AUFGABENSTELLUNG: Aus dem Text über das Berliner Strickmodelabel ist der Abschnitt von „Material, Zeit, Handwerk, Qualitätskontrolle, Langlebigkeit –“ bis „daran zu stören.“ wortgetreu wiederzugeben.

VORLIEGENDER TEXT:
Nach drei Saisons ging sie von Motiv-Sweatern aus Schurwollgarnen über zu Mohair, entwarf leichtere Stücke. In dieser Zeit habe sie noch keinen richtigen Finanzierungsplan gehabt, der Wandel vom Hobby zum Unternehmen vollzog sich langsam. Von 2010 an aber war die Zeit des Hobbys dann vorbei. Dietrich stellte eine Assistenz ein, ließ sich von einem Unternehmenscoach begleiten, dachte über Zahlen, Kosten und Umsätze nach. Sie beauftragte Strickerinnen und zeigte ihre Designs auch auf den Messen in New York und Paris. Die Akzeptanz der Modebranche dort erschien ihr größer, entsprechende Netzwerke dichter als hierzulande. Dennoch blieb sie mit ihrem wachsenden Label in Berlin.

Hier entstehen heute die Designideen im Team, das Unternehmen hat acht Mitarbeiter vor Ort. Die Cardigans, Pullover und Kleider werden unter anderem in Manufakturen in Italien, Bulgarien und Peru hergestellt. Aus Wolle, die dem „Responsible Wool Standard“ (RWS) entspricht. Bevor sie in den über 180 Geschäften in aller Welt landen, erfolgt eine Qualitätskontrolle in Berlin: „Die Manufakturen schicken die Produkte an uns, wir prüfen sie, und dann erst gehen sie in die Geschäfte.“ Drei Kollektionen erscheinen pro Jahr, eine Hauptkollektion mit etwa 100 Entwürfen und zwei kleinere mit je rund 50 Entwürfen.

Material, Zeit, Handwerk, Qualitätskontrolle, Langlebigkeit – das kostet

So organisch das Label wuchs, so anpassungsfähig ist es heute. Schnelllebige Massen- und Überproduktion will es vermeiden. „Wir fertigen nach Anzahl der Bestellungen der Händler an“, sagt Dietrich. Zudem könne das Team gut einschätzen, welche Designs wo gut ankommen. Klassiker wie der Bomber-Cardigan überdauern sowieso die Saisons. All das kann man als Absage an die schnelllebige Fast-Fashion-Kultur begreifen. Die Preise des Cardigans starten bei rund 350 Euro für Stücke aus Alpakawolle, die Mohair-Variante gibt es ab rund 400 Euro, die aus Kaschmir ab rund 1200 Euro. Hohe Preise für Strickjacken, könnte man sagen. Aber in ihnen stecken Material, Zeit, Handwerk, Qualitätskontrolle, Langlebigkeit. Die Kundinnen scheinen sich nicht daran zu stören.

QUELLMATERIAL:
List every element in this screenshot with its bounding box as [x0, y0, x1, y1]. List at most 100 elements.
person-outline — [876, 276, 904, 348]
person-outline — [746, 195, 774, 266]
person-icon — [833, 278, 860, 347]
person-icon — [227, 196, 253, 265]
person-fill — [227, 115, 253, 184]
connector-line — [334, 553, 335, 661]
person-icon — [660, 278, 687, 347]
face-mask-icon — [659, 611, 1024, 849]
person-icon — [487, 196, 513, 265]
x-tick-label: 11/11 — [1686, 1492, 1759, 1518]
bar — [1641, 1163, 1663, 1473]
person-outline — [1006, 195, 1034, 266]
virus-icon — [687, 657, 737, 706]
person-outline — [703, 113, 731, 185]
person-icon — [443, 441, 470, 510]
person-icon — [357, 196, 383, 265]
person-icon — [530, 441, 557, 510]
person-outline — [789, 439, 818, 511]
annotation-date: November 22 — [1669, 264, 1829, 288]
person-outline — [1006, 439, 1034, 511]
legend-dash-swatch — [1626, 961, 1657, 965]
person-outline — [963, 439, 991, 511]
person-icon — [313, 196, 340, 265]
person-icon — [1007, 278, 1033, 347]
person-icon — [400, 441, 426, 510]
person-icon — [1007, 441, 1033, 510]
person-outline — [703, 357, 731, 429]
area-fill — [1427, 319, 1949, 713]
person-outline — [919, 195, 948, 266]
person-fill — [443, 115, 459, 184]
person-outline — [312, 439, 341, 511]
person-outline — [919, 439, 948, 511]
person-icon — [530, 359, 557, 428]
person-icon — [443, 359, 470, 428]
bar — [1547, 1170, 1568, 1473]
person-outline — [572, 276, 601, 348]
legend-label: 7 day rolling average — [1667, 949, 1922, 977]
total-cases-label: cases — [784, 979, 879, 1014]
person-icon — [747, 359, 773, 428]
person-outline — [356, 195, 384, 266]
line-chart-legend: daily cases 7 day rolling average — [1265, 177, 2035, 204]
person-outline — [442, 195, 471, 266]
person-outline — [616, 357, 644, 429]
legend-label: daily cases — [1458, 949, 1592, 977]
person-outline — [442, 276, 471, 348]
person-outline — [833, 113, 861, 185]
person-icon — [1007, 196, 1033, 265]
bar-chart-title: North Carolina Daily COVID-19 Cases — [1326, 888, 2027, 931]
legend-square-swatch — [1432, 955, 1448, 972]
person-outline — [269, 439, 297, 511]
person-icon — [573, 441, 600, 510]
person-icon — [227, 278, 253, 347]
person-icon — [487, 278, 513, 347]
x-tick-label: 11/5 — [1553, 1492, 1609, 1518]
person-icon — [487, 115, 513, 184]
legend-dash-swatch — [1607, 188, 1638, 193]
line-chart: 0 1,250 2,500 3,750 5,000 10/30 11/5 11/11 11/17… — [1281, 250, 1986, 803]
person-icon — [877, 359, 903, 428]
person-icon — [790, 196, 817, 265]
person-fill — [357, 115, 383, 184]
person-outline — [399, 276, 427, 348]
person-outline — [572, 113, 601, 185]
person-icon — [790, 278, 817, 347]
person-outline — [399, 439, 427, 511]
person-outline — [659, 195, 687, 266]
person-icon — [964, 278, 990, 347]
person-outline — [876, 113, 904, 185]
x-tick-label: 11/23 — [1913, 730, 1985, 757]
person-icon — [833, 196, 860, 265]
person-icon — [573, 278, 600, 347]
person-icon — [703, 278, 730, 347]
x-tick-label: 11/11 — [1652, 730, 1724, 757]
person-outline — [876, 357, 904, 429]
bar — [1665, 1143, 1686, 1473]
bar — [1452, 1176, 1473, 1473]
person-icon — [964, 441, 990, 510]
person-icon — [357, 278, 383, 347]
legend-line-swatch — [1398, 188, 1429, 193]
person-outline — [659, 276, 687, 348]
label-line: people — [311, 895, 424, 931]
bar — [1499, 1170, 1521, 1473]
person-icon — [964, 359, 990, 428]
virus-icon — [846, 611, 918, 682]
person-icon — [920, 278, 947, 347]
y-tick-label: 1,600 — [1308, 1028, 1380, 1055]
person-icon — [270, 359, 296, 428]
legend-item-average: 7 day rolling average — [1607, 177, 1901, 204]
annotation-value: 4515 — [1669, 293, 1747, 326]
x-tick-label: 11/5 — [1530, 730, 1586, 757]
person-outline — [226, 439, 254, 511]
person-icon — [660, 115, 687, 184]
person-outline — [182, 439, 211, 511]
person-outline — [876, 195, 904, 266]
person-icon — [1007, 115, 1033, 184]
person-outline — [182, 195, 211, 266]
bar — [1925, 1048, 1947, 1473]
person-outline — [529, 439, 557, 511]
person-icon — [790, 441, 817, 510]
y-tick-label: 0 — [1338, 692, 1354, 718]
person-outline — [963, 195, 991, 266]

LÖSUNG:
Material, Zeit, Handwerk, Qualitätskontrolle, Langlebigkeit – das kostet

So organisch das Label wuchs, so anpassungsfähig ist es heute. Schnelllebige Massen- und Überproduktion will es vermeiden. „Wir fertigen nach Anzahl der Bestellungen der Händler an“, sagt Dietrich. Zudem könne das Team gut einschätzen, welche Designs wo gut ankommen. Klassiker wie der Bomber-Cardigan überdauern sowieso die Saisons. All das kann man als Absage an die schnelllebige Fast-Fashion-Kultur begreifen. Die Preise des Cardigans starten bei rund 350 Euro für Stücke aus Alpakawolle, die Mohair-Variante gibt es ab rund 400 Euro, die aus Kaschmir ab rund 1200 Euro. Hohe Preise für Strickjacken, könnte man sagen. Aber in ihnen stecken Material, Zeit, Handwerk, Qualitätskontrolle, Langlebigkeit. Die Kundinnen scheinen sich nicht daran zu stören.